**Given request**. Print all of the lines exactly. Any picture among them stays out.

**Supplied data**.
..........
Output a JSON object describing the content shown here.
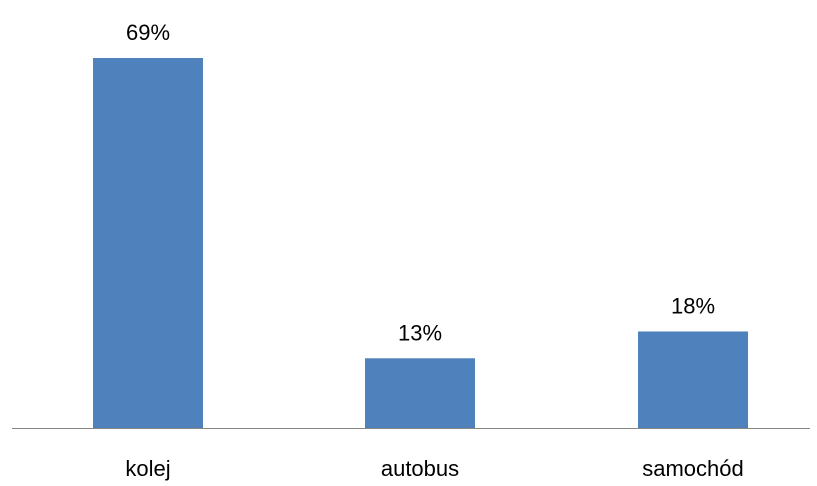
{
  "chart_data": {
    "type": "bar",
    "categories": [
      "kolej",
      "autobus",
      "samochód"
    ],
    "values": [
      69,
      13,
      18
    ],
    "value_labels": [
      "69%",
      "13%",
      "18%"
    ],
    "unit": "%",
    "title": "",
    "xlabel": "",
    "ylabel": "",
    "ylim": [
      0,
      80
    ],
    "grid": false,
    "legend": "none",
    "colors": {
      "bar": "#4f81bd",
      "axis": "#868686",
      "text": "#000000"
    }
  }
}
..........
**Solution for this exercise**.
Output a JSON object describing the content shown here.
{
  "chart_data": {
    "type": "bar",
    "categories": [
      "kolej",
      "autobus",
      "samochód"
    ],
    "values": [
      69,
      13,
      18
    ],
    "value_labels": [
      "69%",
      "13%",
      "18%"
    ],
    "unit": "%",
    "title": "",
    "xlabel": "",
    "ylabel": "",
    "ylim": [
      0,
      80
    ],
    "grid": false,
    "legend": "none",
    "colors": {
      "bar": "#4f81bd",
      "axis": "#868686",
      "text": "#000000"
    }
  }
}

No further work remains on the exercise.